YOUR OBJECTIVE | Go through the records below line by line, counting those that contain the word "content"; answer with the count only.

(Data items)
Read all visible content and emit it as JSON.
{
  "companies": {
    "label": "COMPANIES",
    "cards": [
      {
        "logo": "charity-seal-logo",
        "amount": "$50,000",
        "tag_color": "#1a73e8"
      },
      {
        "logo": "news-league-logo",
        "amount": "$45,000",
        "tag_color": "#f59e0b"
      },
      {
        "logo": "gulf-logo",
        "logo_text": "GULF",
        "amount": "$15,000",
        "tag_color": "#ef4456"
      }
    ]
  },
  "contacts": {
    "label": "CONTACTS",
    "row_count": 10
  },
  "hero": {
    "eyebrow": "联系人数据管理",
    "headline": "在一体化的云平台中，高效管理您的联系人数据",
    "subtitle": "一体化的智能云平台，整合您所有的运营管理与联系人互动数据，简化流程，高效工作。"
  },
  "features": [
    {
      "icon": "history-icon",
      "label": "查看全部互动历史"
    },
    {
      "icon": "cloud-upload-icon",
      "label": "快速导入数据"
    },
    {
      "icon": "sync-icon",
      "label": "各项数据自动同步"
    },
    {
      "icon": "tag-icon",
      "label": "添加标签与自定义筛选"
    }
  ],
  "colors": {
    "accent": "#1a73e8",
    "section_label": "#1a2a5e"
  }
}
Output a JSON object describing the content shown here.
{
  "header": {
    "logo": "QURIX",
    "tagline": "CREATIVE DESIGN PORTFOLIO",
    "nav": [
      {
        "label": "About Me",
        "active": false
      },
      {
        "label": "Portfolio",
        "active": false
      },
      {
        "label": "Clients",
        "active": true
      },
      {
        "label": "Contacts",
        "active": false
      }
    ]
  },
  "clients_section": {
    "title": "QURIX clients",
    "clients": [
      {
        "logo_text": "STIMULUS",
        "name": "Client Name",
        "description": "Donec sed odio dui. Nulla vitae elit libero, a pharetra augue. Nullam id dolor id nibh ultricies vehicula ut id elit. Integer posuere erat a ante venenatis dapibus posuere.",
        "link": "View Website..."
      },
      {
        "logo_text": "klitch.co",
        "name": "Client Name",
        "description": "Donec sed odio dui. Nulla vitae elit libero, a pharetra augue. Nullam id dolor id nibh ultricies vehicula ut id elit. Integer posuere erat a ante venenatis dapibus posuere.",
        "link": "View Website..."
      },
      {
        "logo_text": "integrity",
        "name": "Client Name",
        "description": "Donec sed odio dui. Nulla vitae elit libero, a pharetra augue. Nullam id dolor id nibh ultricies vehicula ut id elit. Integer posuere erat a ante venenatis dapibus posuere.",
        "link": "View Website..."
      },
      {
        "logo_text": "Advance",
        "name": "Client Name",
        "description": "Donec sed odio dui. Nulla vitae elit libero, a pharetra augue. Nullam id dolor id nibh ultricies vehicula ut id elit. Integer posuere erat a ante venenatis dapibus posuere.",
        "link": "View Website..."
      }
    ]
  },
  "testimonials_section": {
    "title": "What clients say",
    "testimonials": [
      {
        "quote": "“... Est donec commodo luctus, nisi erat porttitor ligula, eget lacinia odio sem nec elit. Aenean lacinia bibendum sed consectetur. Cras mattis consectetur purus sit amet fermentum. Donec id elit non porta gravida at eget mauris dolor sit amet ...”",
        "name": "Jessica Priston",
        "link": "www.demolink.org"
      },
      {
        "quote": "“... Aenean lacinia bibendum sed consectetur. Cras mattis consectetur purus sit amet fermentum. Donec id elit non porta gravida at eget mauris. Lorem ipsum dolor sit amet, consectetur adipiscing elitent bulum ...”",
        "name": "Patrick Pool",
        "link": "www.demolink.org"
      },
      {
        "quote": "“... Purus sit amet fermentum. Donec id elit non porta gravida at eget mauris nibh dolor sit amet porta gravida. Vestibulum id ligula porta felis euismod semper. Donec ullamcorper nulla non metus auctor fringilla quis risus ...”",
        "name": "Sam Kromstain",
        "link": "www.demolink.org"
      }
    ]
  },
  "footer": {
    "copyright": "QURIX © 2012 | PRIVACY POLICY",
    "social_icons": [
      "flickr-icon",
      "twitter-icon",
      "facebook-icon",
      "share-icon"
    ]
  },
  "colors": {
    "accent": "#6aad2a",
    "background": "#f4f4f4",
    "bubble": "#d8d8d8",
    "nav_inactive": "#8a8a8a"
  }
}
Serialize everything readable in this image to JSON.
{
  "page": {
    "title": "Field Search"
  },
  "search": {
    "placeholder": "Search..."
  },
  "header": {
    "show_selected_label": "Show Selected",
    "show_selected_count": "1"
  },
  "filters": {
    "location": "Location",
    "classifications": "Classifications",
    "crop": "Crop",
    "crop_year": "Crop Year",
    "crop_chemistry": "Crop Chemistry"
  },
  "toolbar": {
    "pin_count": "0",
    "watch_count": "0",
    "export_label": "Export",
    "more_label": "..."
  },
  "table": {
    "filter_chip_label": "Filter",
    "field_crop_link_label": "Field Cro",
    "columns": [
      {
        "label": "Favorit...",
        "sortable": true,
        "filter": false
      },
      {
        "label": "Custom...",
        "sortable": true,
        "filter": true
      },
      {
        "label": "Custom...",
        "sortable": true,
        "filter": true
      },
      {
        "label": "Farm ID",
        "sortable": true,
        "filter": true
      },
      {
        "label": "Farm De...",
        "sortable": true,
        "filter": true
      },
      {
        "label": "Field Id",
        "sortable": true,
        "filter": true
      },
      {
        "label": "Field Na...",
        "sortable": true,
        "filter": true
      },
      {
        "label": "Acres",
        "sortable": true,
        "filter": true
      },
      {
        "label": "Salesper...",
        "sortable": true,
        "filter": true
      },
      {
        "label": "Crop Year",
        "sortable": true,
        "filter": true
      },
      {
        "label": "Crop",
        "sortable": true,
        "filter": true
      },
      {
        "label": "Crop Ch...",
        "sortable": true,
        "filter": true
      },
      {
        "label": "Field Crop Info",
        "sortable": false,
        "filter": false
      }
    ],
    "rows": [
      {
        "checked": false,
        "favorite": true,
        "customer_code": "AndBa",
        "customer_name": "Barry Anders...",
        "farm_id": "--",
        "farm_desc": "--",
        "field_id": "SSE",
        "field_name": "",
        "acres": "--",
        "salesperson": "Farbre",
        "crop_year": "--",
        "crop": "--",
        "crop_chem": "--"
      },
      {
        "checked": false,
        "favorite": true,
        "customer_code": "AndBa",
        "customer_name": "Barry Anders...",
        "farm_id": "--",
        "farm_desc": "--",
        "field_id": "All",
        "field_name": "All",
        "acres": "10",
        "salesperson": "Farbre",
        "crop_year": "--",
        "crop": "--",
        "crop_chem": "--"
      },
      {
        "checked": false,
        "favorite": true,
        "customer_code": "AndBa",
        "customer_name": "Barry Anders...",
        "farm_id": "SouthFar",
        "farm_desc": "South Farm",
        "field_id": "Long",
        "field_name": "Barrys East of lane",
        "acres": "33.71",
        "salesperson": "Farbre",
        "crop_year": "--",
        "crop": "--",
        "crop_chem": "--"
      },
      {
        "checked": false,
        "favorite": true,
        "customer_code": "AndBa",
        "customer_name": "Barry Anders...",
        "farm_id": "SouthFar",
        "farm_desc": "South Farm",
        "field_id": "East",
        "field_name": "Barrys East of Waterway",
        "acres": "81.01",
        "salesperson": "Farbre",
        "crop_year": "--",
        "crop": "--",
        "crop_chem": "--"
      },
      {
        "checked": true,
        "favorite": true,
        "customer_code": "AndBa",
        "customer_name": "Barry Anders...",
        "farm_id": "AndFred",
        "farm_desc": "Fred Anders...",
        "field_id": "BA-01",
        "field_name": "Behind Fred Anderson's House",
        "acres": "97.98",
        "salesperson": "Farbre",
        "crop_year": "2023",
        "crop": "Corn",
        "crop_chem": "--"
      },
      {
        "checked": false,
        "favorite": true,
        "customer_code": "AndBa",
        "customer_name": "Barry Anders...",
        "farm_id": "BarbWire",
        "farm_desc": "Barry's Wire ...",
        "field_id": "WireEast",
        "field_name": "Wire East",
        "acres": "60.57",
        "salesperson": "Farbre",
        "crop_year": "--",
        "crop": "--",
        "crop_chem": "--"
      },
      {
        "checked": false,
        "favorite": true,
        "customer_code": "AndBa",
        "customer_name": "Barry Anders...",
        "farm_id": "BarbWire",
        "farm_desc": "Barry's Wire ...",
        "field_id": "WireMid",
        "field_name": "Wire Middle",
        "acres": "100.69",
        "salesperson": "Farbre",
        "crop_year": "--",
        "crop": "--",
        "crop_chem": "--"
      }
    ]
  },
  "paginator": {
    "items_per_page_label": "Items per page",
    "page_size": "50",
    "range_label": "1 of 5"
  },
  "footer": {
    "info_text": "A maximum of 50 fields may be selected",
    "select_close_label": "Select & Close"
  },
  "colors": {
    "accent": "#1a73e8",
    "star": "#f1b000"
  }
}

COMPLETE RESPONSE | 2